■ Instructions to follow
Reproduce exactly the lines from the one containing "Read out every word on this page." through the last line of the data, both ends included.
BEGIN Input rows
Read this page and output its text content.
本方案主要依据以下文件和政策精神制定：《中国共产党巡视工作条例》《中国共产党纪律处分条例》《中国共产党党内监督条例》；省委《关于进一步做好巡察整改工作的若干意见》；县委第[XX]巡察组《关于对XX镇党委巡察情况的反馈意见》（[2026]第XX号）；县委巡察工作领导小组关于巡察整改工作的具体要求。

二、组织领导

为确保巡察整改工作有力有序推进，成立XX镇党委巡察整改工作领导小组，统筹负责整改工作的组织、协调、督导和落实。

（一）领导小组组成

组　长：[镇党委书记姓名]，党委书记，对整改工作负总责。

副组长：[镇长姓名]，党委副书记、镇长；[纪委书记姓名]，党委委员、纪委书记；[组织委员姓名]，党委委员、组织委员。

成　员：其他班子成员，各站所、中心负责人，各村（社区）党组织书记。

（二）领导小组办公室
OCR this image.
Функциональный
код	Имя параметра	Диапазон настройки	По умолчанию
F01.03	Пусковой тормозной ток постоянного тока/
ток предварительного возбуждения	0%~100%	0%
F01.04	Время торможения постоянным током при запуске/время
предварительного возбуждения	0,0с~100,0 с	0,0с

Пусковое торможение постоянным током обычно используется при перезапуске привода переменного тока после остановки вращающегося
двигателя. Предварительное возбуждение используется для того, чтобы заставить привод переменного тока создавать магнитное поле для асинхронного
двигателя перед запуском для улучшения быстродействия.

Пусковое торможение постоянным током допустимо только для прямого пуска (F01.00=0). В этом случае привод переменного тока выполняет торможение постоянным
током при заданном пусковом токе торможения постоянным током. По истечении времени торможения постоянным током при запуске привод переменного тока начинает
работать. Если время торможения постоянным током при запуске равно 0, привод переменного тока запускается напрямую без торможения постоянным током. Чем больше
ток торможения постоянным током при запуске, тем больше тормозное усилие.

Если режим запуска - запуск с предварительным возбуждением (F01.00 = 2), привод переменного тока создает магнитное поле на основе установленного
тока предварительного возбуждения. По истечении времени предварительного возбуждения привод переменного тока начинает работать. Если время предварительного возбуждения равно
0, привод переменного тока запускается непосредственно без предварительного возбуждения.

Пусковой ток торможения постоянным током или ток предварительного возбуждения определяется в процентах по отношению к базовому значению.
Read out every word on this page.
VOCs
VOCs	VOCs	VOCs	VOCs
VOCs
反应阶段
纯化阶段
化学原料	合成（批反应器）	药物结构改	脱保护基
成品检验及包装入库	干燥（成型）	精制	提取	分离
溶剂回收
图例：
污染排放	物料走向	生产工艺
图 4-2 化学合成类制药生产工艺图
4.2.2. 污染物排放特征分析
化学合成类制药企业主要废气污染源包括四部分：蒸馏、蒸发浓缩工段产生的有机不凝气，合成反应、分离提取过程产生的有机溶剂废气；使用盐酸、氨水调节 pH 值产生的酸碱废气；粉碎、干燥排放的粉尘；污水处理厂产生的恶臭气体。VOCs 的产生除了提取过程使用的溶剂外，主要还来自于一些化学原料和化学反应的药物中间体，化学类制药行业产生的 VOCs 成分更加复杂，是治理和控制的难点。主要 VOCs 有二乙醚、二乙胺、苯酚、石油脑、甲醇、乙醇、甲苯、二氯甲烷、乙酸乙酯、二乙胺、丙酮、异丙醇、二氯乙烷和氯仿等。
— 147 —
END Input rows
■ Full output
Read out every word on this page.
VOCs
VOCs	VOCs	VOCs	VOCs
VOCs
反应阶段
纯化阶段
化学原料	合成（批反应器）	药物结构改	脱保护基
成品检验及包装入库	干燥（成型）	精制	提取	分离
溶剂回收
图例：
污染排放	物料走向	生产工艺
图 4-2 化学合成类制药生产工艺图
4.2.2. 污染物排放特征分析
化学合成类制药企业主要废气污染源包括四部分：蒸馏、蒸发浓缩工段产生的有机不凝气，合成反应、分离提取过程产生的有机溶剂废气；使用盐酸、氨水调节 pH 值产生的酸碱废气；粉碎、干燥排放的粉尘；污水处理厂产生的恶臭气体。VOCs 的产生除了提取过程使用的溶剂外，主要还来自于一些化学原料和化学反应的药物中间体，化学类制药行业产生的 VOCs 成分更加复杂，是治理和控制的难点。主要 VOCs 有二乙醚、二乙胺、苯酚、石油脑、甲醇、乙醇、甲苯、二氯甲烷、乙酸乙酯、二乙胺、丙酮、异丙醇、二氯乙烷和氯仿等。
— 147 —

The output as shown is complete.